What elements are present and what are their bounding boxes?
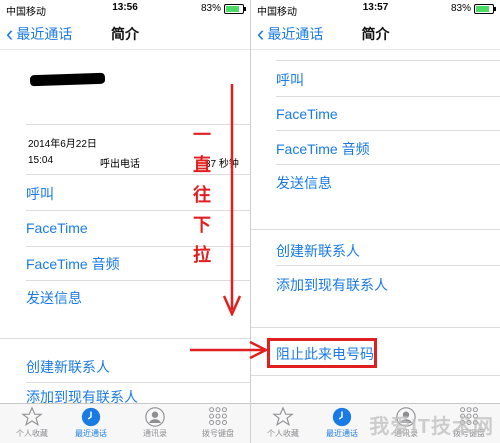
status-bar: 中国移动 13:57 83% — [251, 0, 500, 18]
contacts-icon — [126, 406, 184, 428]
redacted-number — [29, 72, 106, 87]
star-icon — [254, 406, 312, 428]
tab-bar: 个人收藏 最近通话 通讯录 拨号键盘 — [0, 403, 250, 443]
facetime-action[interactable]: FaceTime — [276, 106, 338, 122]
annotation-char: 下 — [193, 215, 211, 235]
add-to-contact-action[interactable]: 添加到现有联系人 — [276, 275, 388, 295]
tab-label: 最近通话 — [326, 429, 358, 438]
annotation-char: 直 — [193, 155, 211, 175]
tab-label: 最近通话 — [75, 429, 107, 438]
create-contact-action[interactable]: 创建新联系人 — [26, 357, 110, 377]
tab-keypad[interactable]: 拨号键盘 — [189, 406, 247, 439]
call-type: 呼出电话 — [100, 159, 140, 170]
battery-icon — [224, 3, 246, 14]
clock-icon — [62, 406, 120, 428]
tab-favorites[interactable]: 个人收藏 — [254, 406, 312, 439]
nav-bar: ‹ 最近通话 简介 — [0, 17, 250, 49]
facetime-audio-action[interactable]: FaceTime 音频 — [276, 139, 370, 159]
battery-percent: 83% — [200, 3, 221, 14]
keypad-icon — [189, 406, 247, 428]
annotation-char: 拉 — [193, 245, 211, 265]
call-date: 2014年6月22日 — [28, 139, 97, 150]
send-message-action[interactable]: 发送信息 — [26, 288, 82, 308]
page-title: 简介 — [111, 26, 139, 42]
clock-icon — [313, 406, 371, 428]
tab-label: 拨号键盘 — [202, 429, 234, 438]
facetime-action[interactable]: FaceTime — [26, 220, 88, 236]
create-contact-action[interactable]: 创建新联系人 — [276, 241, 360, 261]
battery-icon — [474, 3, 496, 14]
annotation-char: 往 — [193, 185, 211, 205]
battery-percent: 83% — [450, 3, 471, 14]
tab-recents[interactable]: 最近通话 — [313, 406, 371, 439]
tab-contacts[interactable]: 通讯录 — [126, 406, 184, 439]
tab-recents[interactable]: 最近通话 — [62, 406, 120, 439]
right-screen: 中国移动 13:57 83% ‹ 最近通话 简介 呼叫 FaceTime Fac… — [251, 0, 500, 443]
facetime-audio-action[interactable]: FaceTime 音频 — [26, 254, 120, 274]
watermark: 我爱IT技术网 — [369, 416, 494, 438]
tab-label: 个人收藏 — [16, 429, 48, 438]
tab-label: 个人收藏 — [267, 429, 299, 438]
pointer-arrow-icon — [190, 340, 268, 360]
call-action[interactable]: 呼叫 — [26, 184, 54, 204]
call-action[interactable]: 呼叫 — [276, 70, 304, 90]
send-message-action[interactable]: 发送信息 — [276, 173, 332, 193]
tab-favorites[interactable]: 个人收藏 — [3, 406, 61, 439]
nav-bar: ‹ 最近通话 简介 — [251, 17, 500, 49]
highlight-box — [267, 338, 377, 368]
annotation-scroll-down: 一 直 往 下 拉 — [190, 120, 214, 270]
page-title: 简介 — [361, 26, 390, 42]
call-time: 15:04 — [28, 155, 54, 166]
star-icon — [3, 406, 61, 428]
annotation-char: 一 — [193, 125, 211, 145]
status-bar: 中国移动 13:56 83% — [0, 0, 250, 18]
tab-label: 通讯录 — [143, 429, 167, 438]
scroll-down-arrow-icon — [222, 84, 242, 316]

# # # # #

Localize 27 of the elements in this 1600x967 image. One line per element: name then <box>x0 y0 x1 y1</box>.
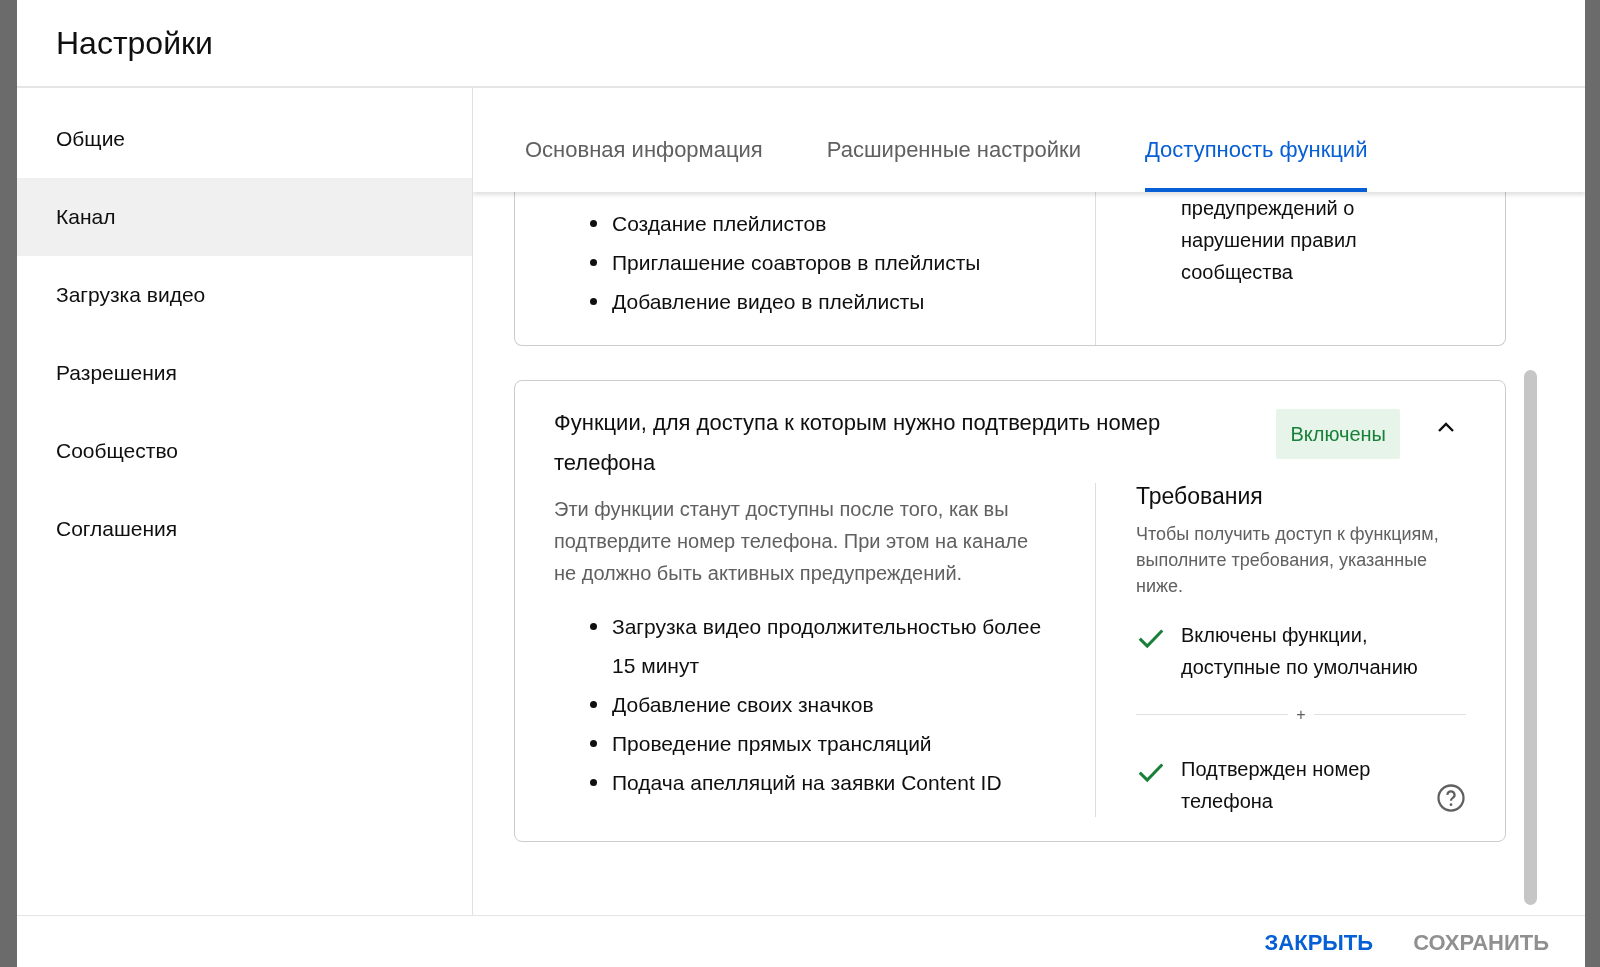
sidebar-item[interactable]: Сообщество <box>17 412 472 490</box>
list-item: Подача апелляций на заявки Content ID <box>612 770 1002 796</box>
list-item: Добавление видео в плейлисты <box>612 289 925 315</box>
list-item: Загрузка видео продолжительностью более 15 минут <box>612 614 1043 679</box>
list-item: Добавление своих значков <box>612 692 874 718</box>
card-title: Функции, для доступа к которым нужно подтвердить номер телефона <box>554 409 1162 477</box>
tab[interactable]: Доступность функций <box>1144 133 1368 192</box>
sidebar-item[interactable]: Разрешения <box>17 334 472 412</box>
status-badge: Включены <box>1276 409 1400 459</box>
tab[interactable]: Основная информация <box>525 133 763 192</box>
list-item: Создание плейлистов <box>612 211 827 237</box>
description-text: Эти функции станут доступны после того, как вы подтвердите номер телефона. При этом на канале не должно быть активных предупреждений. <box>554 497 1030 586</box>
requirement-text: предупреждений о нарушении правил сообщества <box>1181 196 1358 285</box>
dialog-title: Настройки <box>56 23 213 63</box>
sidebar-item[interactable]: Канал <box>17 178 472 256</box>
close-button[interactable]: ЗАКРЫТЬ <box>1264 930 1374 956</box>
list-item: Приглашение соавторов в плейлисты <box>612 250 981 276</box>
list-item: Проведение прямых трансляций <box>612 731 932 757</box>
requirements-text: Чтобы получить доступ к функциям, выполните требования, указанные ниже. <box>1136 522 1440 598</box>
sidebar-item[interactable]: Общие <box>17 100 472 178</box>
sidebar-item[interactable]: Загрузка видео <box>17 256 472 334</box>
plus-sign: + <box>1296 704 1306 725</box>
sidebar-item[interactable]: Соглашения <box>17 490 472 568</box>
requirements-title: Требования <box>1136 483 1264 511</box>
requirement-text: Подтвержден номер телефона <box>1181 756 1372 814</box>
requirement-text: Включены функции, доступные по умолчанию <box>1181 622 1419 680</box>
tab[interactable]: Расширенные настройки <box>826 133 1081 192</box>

# # # # #

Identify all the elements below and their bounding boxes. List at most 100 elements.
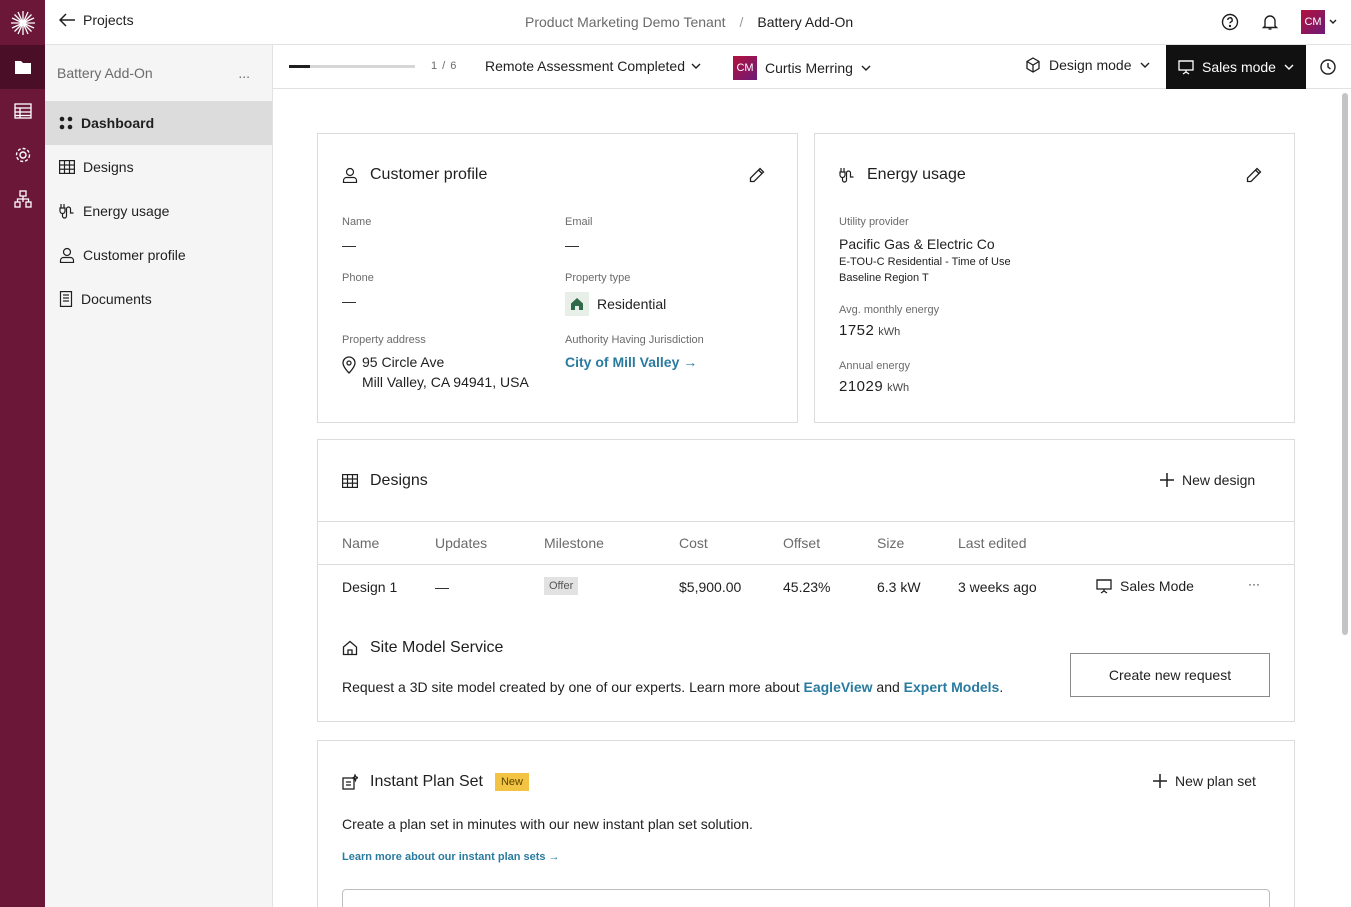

# # # # #

## EXERCISE TASK
Copy out everything from the row with "What elements are" down to the row with "right-screen: 中国移动 13:57", changing "clock-icon" to "time-icon" and keeping all else the same. Leave the pictures out.

## ANSWER BELOW
What elements are present and what are their bounding boxes?
status-bar: 中国移动 13:57 83% — [251, 0, 500, 18]
contacts-icon — [126, 406, 184, 428]
redacted-number — [29, 72, 106, 87]
star-icon — [254, 406, 312, 428]
tab-bar: 个人收藏 最近通话 通讯录 拨号键盘 — [0, 403, 250, 443]
facetime-action[interactable]: FaceTime — [276, 106, 338, 122]
annotation-char: 下 — [193, 215, 211, 235]
add-to-contact-action[interactable]: 添加到现有联系人 — [276, 275, 388, 295]
tab-label: 最近通话 — [326, 429, 358, 438]
annotation-char: 直 — [193, 155, 211, 175]
tab-label: 最近通话 — [75, 429, 107, 438]
create-contact-action[interactable]: 创建新联系人 — [26, 357, 110, 377]
tab-keypad[interactable]: 拨号键盘 — [189, 406, 247, 439]
call-type: 呼出电话 — [100, 159, 140, 170]
battery-icon — [224, 3, 246, 14]
time-icon — [62, 406, 120, 428]
tab-favorites[interactable]: 个人收藏 — [254, 406, 312, 439]
nav-bar: ‹ 最近通话 简介 — [0, 17, 250, 49]
facetime-audio-action[interactable]: FaceTime 音频 — [276, 139, 370, 159]
battery-percent: 83% — [200, 3, 221, 14]
keypad-icon — [189, 406, 247, 428]
annotation-char: 拉 — [193, 245, 211, 265]
call-date: 2014年6月22日 — [28, 139, 97, 150]
send-message-action[interactable]: 发送信息 — [26, 288, 82, 308]
page-title: 简介 — [111, 26, 139, 42]
time-icon — [313, 406, 371, 428]
tab-label: 拨号键盘 — [202, 429, 234, 438]
facetime-action[interactable]: FaceTime — [26, 220, 88, 236]
create-contact-action[interactable]: 创建新联系人 — [276, 241, 360, 261]
battery-icon — [474, 3, 496, 14]
annotation-char: 往 — [193, 185, 211, 205]
battery-percent: 83% — [450, 3, 471, 14]
tab-recents[interactable]: 最近通话 — [313, 406, 371, 439]
tab-contacts[interactable]: 通讯录 — [126, 406, 184, 439]
tab-recents[interactable]: 最近通话 — [62, 406, 120, 439]
right-screen: 中国移动 13:57 83% ‹ 最近通话 简介 呼叫 FaceTime Fac… — [251, 0, 500, 443]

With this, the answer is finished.